WRITTEN REQUEST >>
Do not copy the pictures; transcribe all other material exactly.

Recorded data:
————————
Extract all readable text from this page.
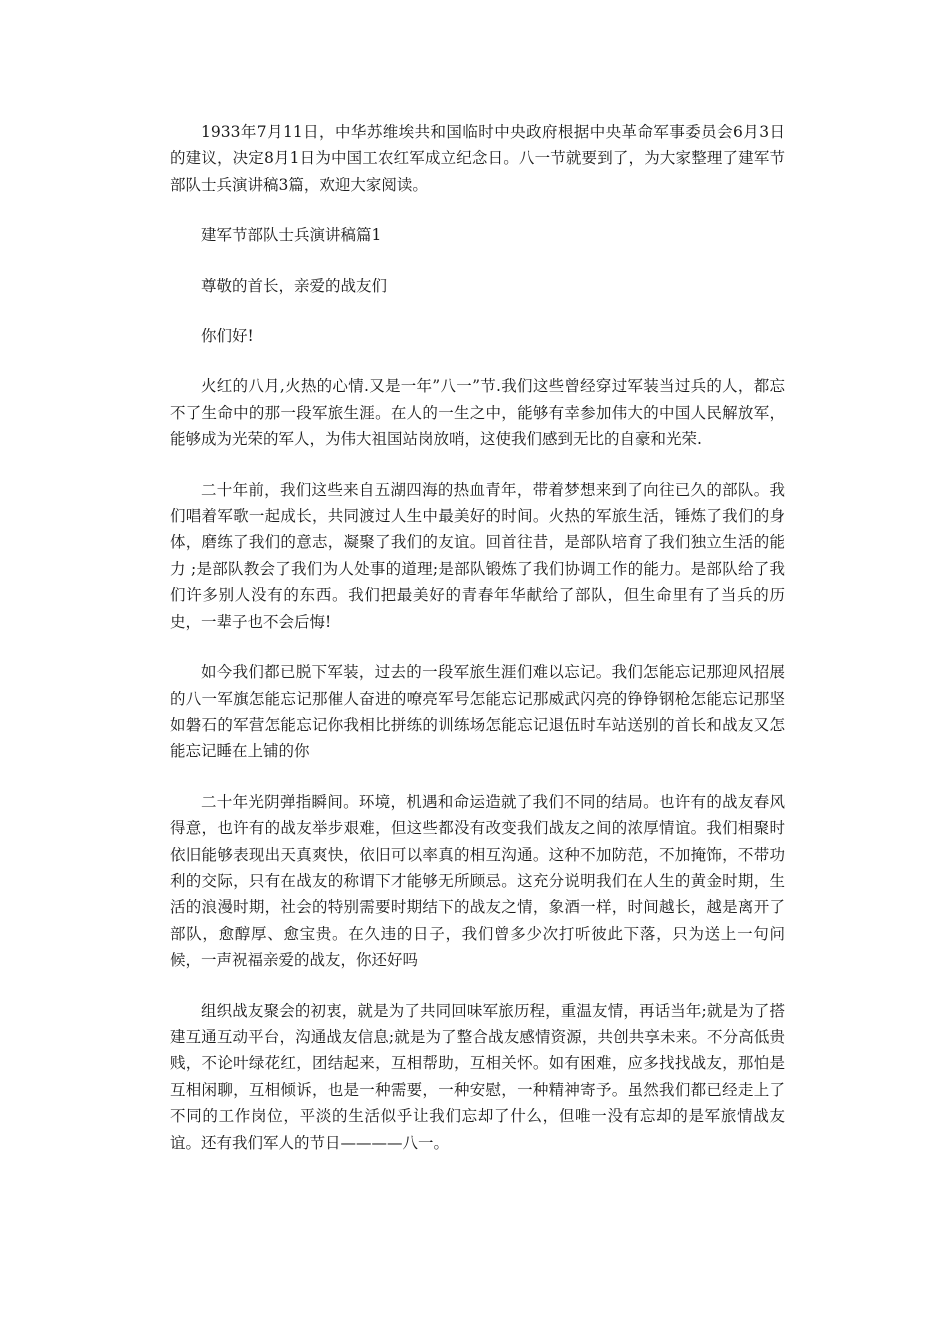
1933年7月11日，中华苏维埃共和国临时中央政府根据中央革命军事委员会6月3日的建议，决定8月1日为中国工农红军成立纪念日。八一节就要到了，为大家整理了建军节部队士兵演讲稿3篇，欢迎大家阅读。

建军节部队士兵演讲稿篇1

尊敬的首长，亲爱的战友们

你们好!

火红的八月,火热的心情.又是一年”八一”节.我们这些曾经穿过军装当过兵的人，都忘不了生命中的那一段军旅生涯。在人的一生之中，能够有幸参加伟大的中国人民解放军，能够成为光荣的军人，为伟大祖国站岗放哨，这使我们感到无比的自豪和光荣.

二十年前，我们这些来自五湖四海的热血青年，带着梦想来到了向往已久的部队。我们唱着军歌一起成长，共同渡过人生中最美好的时间。火热的军旅生活，锤炼了我们的身体，磨练了我们的意志，凝聚了我们的友谊。回首往昔，是部队培育了我们独立生活的能力 ;是部队教会了我们为人处事的道理;是部队锻炼了我们协调工作的能力。是部队给了我们许多别人没有的东西。我们把最美好的青春年华献给了部队，但生命里有了当兵的历史，一辈子也不会后悔!

如今我们都已脱下军装，过去的一段军旅生涯们难以忘记。我们怎能忘记那迎风招展的八一军旗怎能忘记那催人奋进的嘹亮军号怎能忘记那威武闪亮的铮铮钢枪怎能忘记那坚如磐石的军营怎能忘记你我相比拼练的训练场怎能忘记退伍时车站送别的首长和战友又怎能忘记睡在上铺的你

二十年光阴弹指瞬间。环境，机遇和命运造就了我们不同的结局。也许有的战友春风得意，也许有的战友举步艰难，但这些都没有改变我们战友之间的浓厚情谊。我们相聚时依旧能够表现出天真爽快，依旧可以率真的相互沟通。这种不加防范，不加掩饰，不带功利的交际，只有在战友的称谓下才能够无所顾忌。这充分说明我们在人生的黄金时期，生活的浪漫时期，社会的特别需要时期结下的战友之情，象酒一样，时间越长，越是离开了部队，愈醇厚、愈宝贵。在久违的日子，我们曾多少次打听彼此下落，只为送上一句问候，一声祝福亲爱的战友，你还好吗

组织战友聚会的初衷，就是为了共同回味军旅历程，重温友情，再话当年;就是为了搭建互通互动平台，沟通战友信息;就是为了整合战友感情资源，共创共享未来。不分高低贵贱，不论叶绿花红，团结起来，互相帮助，互相关怀。如有困难，应多找找战友，那怕是互相闲聊，互相倾诉，也是一种需要，一种安慰，一种精神寄予。虽然我们都已经走上了不同的工作岗位，平淡的生活似乎让我们忘却了什么，但唯一没有忘却的是军旅情战友谊。还有我们军人的节日————八一。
————————
COMPLETED TASK >>
Extract all readable text from this page.
1933年7月11日，中华苏维埃共和国临时中央政府根据中央革命军事委员会6月3日的建议，决定8月1日为中国工农红军成立纪念日。八一节就要到了，为大家整理了建军节部队士兵演讲稿3篇，欢迎大家阅读。

建军节部队士兵演讲稿篇1

尊敬的首长，亲爱的战友们

你们好!

火红的八月,火热的心情.又是一年”八一”节.我们这些曾经穿过军装当过兵的人，都忘不了生命中的那一段军旅生涯。在人的一生之中，能够有幸参加伟大的中国人民解放军，能够成为光荣的军人，为伟大祖国站岗放哨，这使我们感到无比的自豪和光荣.

二十年前，我们这些来自五湖四海的热血青年，带着梦想来到了向往已久的部队。我们唱着军歌一起成长，共同渡过人生中最美好的时间。火热的军旅生活，锤炼了我们的身体，磨练了我们的意志，凝聚了我们的友谊。回首往昔，是部队培育了我们独立生活的能力 ;是部队教会了我们为人处事的道理;是部队锻炼了我们协调工作的能力。是部队给了我们许多别人没有的东西。我们把最美好的青春年华献给了部队，但生命里有了当兵的历史，一辈子也不会后悔!

如今我们都已脱下军装，过去的一段军旅生涯们难以忘记。我们怎能忘记那迎风招展的八一军旗怎能忘记那催人奋进的嘹亮军号怎能忘记那威武闪亮的铮铮钢枪怎能忘记那坚如磐石的军营怎能忘记你我相比拼练的训练场怎能忘记退伍时车站送别的首长和战友又怎能忘记睡在上铺的你

二十年光阴弹指瞬间。环境，机遇和命运造就了我们不同的结局。也许有的战友春风得意，也许有的战友举步艰难，但这些都没有改变我们战友之间的浓厚情谊。我们相聚时依旧能够表现出天真爽快，依旧可以率真的相互沟通。这种不加防范，不加掩饰，不带功利的交际，只有在战友的称谓下才能够无所顾忌。这充分说明我们在人生的黄金时期，生活的浪漫时期，社会的特别需要时期结下的战友之情，象酒一样，时间越长，越是离开了部队，愈醇厚、愈宝贵。在久违的日子，我们曾多少次打听彼此下落，只为送上一句问候，一声祝福亲爱的战友，你还好吗

组织战友聚会的初衷，就是为了共同回味军旅历程，重温友情，再话当年;就是为了搭建互通互动平台，沟通战友信息;就是为了整合战友感情资源，共创共享未来。不分高低贵贱，不论叶绿花红，团结起来，互相帮助，互相关怀。如有困难，应多找找战友，那怕是互相闲聊，互相倾诉，也是一种需要，一种安慰，一种精神寄予。虽然我们都已经走上了不同的工作岗位，平淡的生活似乎让我们忘却了什么，但唯一没有忘却的是军旅情战友谊。还有我们军人的节日————八一。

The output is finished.